(AIM 1): Copy the stretch of the book critique from "Romilly was staring" through "creature his life.", putting "pony" wherever "horse" stands.
(AIM 2): Decide whether each statement agrees with the book critique, and back each yes or no with its deciding words quoted from it: (a) Jandria had hoped to reach Serrais by the following nightfall. (b) Jandria agrees to bury the dead horse. (c) Preciosa is in view when Romilly looks up at the sky.

Jandria sighed. “I was not reproaching you, chiya; it is ill fortune, that is all. For here we are shy of a horse in the deepest part of the hills, and I had hoped we could reach Serrais by tomorrow’s nightfall.” (Pg. 646)

I mean, what’s the point of this? Does it even hinder their progression? Apparently not:

“You can ride one of the pack chervines; they cannot travel at the speed of your horse, but we can put both the packs on the back of the other.” (Pg. 646-647)

Oh wait, I remember. It’s an excuse for Romilly to whine and snivel and angst:

So Jandria does not trust me. Well enough; it seems I am not trustworthy…certainly my poor horse did not find me so…(Pg. 646)

Romilly was staring at the dead horse. Insects were already beginning to move in the clotted blood around the smashed leg. “Can’t we bury him?”

Jandria shook her head. “No time, no tools. Leave him to feed the wild things.” At Romilly’s look of shock she said gently, “dear child, I know what your horse meant to you—”

No you don’t, Romilly thought fiercely, you never could. (Pg. 647)

In her mind, aching, accusing, was the memory of the sentry-birds for whom she had spied out carrion. Now her horse would fall prey to the kyorebni, and perhaps that was as it should be, but she felt she could not bear to see it, knowing her own carelessness had cost the faithful creature his life.

As if for comfort she looked into the sky, but Preciosa was nowhere in sight.

Perhaps she too has left me…(Pg. 647)

No, she hasn’t left you. She’s only disappeared because it was inconvenient for her to be around, so she vanished like a good telcom. Tht aside, why does this whole scene piss me off so?

Firstly, the GREAT and MIGHTY MZB is trying to use a stock situation. The horse isn’t that particular horse, hell, it wan’t even mentioned before this chapter. There’s no relationship, no reader identification, and it’s used in much the same way that prefab furniture is used: you get the kit, you assemble the pieces, and it (supposedly) does what it’s supposed to do. The problem with a stock setup is that you get a stock result: Romilly isn’t crying for her horse, she’s crying for stock horse #45490 and readers are expected to bring in their feelings of, say, losing a pet and substitute those for what Romilly is feeling. I don’t care about a young woman who gets her horse killed unless you tell me what makes her different, and special, and just how much the horse meant to her, and how its loss will affect her life. To win, you have to make me as the reader start wincing and feeling for that particular unique person, not just any young woman with a dead horse.

Next, it’s horribly clear that Romilly’s concern for the horse only extends as far as MZB can wring sympathy out of it. Look at how quickly the focus of the prose changes from the horse to Romilly and then fixates on her. As was mentioned above, there was hardly any setup, and the biggest damning factor is that like Preciosa, the horse is forgotten once its usefulness is outlived. You can’t tell me that Romilly cares so much for her horse that she promptly forgets it next scene, and never ever thinks of it again. Oh, and she gets a BETTER horse later on, so it’s all fine.

(INFORMATION PROVIDED):
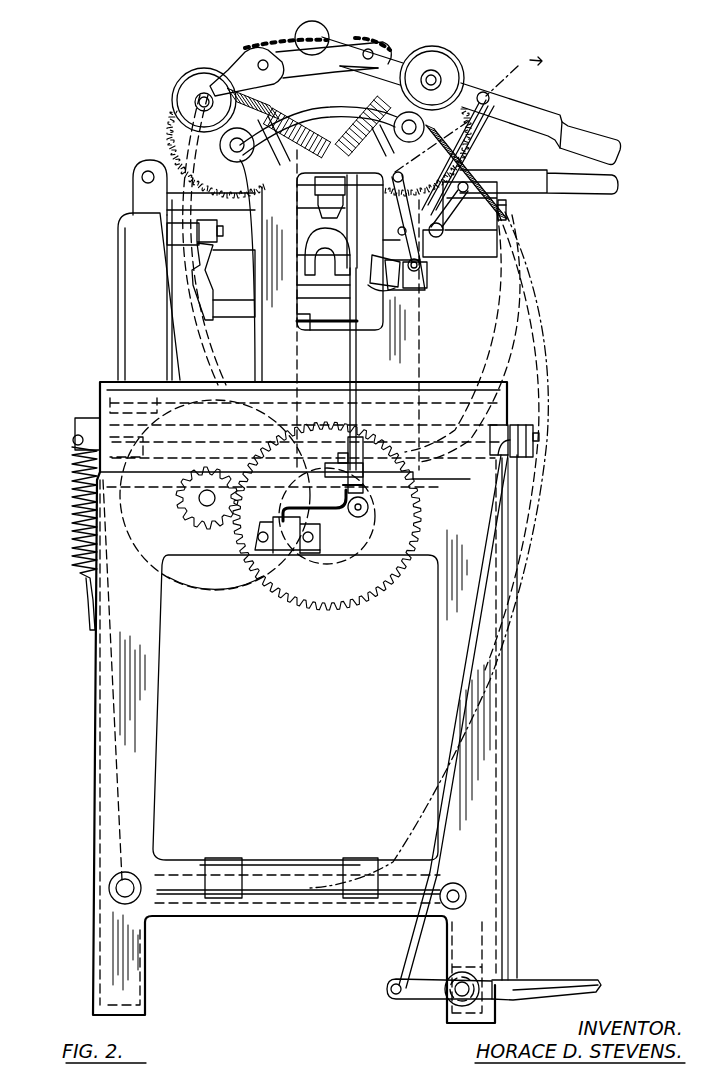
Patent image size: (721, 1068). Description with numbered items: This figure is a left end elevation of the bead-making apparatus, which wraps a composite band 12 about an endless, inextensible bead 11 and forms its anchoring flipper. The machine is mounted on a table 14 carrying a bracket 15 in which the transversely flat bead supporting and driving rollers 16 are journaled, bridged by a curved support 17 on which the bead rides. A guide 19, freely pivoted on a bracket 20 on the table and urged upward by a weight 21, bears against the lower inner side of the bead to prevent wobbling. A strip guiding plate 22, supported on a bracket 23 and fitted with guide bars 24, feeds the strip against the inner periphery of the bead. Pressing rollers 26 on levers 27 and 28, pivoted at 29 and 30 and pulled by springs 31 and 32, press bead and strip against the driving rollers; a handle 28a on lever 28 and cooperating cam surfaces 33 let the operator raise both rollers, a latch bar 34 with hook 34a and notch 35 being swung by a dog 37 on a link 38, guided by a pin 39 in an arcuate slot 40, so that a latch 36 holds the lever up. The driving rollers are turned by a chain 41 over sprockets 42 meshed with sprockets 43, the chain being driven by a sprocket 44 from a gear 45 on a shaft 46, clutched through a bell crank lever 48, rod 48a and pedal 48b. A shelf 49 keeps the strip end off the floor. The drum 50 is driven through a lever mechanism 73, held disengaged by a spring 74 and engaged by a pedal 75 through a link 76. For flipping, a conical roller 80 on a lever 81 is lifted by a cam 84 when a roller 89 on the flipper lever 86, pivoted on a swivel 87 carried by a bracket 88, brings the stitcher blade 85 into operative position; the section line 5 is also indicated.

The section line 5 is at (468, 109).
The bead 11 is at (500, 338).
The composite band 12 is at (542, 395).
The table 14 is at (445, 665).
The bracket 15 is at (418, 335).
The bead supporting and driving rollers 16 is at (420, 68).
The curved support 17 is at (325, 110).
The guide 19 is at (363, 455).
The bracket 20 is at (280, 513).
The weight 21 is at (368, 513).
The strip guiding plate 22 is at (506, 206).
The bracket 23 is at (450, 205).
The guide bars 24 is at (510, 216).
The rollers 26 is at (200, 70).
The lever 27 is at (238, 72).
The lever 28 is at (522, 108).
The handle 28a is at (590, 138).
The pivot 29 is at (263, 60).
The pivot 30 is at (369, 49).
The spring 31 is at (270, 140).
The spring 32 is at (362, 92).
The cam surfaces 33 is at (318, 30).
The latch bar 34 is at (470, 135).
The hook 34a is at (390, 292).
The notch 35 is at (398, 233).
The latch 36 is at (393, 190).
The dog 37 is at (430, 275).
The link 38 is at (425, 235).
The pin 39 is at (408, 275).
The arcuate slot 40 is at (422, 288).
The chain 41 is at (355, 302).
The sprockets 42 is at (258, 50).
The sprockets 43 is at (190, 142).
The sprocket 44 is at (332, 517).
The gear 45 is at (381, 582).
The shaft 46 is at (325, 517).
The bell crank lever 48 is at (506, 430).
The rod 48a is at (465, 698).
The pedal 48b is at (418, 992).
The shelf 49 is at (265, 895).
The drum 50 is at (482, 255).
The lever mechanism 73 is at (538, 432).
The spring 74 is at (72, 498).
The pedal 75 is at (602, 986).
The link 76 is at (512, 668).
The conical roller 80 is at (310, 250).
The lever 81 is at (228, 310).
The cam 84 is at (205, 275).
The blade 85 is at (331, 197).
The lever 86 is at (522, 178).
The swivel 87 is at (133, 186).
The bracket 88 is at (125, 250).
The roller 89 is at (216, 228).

(EXPECTED ANSWER 1):
Romilly was staring at the dead pony. Insects were already beginning to move in the clotted blood around the smashed leg. “Can’t we bury him?”

Jandria shook her head. “No time, no tools. Leave him to feed the wild things.” At Romilly’s look of shock she said gently, “dear child, I know what your pony meant to you—”

No you don’t, Romilly thought fiercely, you never could. (Pg. 647)

In her mind, aching, accusing, was the memory of the sentry-birds for whom she had spied out carrion. Now her pony would fall prey to the kyorebni, and perhaps that was as it should be, but she felt she could not bear to see it, knowing her own carelessness had cost the faithful creature his life.

(EXPECTED ANSWER 2):
(a) Yes: "I had hoped we could reach Serrais by tomorrow’s nightfall."
(b) No: "No time, no tools. Leave him to feed the wild things."
(c) No: "Preciosa was nowhere in sight."